[BEGIN]

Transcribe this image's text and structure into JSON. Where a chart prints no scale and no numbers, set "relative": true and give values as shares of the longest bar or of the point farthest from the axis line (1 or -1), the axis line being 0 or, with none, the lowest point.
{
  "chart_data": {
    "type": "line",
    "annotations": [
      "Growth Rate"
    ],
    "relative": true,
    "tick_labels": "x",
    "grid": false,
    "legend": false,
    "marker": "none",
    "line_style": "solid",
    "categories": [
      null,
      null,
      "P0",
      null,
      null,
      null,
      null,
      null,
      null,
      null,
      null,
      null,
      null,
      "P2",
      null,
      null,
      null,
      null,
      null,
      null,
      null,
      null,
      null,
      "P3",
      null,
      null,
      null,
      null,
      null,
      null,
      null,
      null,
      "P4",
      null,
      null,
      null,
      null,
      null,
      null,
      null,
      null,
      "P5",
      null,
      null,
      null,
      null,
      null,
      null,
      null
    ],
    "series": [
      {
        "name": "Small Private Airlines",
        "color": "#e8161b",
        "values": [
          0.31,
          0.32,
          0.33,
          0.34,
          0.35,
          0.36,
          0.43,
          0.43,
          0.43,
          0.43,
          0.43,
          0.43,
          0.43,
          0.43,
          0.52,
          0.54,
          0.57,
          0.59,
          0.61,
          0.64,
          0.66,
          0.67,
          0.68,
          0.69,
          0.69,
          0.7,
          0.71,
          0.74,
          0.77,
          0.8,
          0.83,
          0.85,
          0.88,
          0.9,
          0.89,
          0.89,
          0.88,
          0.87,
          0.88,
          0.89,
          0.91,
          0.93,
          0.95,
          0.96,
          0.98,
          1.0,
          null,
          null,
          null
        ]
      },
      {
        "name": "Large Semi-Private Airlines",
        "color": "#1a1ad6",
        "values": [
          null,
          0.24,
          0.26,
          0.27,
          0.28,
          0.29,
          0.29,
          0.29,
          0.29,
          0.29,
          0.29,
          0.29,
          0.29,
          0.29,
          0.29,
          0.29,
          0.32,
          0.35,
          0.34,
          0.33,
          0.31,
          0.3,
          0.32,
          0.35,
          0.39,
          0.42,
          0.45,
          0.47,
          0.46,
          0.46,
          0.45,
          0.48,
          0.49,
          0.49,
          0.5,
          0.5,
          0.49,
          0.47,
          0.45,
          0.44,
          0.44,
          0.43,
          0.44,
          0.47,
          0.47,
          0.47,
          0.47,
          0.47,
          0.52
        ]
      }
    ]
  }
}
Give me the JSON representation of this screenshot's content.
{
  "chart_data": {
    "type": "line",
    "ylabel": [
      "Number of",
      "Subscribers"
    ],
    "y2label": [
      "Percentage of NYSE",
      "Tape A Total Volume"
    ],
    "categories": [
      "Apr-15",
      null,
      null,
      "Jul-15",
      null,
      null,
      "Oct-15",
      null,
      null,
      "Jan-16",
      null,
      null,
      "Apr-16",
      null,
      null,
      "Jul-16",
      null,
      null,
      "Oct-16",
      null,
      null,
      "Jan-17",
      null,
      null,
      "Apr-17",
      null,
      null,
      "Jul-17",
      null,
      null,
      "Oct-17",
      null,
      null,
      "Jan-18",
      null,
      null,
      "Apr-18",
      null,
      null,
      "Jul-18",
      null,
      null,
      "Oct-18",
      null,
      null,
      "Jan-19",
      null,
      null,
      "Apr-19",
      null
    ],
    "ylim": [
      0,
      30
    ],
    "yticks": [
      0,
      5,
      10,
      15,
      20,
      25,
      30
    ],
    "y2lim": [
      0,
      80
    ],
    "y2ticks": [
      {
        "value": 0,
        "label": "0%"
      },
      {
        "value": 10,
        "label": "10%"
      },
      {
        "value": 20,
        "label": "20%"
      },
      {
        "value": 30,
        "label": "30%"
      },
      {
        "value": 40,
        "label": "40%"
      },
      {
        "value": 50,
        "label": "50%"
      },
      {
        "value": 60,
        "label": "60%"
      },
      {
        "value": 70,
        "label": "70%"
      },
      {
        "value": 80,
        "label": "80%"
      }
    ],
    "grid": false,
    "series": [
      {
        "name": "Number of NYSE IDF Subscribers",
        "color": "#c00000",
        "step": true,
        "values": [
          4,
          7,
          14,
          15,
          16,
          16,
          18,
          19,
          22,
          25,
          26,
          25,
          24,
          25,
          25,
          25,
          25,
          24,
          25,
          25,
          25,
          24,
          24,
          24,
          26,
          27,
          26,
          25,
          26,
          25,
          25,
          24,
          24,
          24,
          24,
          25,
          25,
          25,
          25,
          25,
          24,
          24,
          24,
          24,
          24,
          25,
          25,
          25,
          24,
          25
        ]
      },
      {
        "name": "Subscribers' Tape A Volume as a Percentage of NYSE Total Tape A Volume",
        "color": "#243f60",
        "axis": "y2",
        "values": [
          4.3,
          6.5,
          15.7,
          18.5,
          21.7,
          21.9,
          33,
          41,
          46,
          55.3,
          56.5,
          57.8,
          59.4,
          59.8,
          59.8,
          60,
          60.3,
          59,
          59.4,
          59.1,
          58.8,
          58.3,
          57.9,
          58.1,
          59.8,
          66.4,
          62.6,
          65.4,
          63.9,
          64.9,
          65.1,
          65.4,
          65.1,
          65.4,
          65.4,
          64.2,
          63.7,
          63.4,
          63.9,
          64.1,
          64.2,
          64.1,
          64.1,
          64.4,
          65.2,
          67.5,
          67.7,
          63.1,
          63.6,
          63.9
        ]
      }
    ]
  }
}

[END]

* _What you should do_: Look through the entries above for the word "true". Copy every line where it shows up.

* _In response_:
Transcribe this image's text and structure into JSON. Where a chart prints no scale and no numbers, set "relative": true and give values as shares of the longest bar or of the point farthest from the axis line (1 or -1), the axis line being 0 or, with none, the lowest point.
    "relative": true,
        "step": true,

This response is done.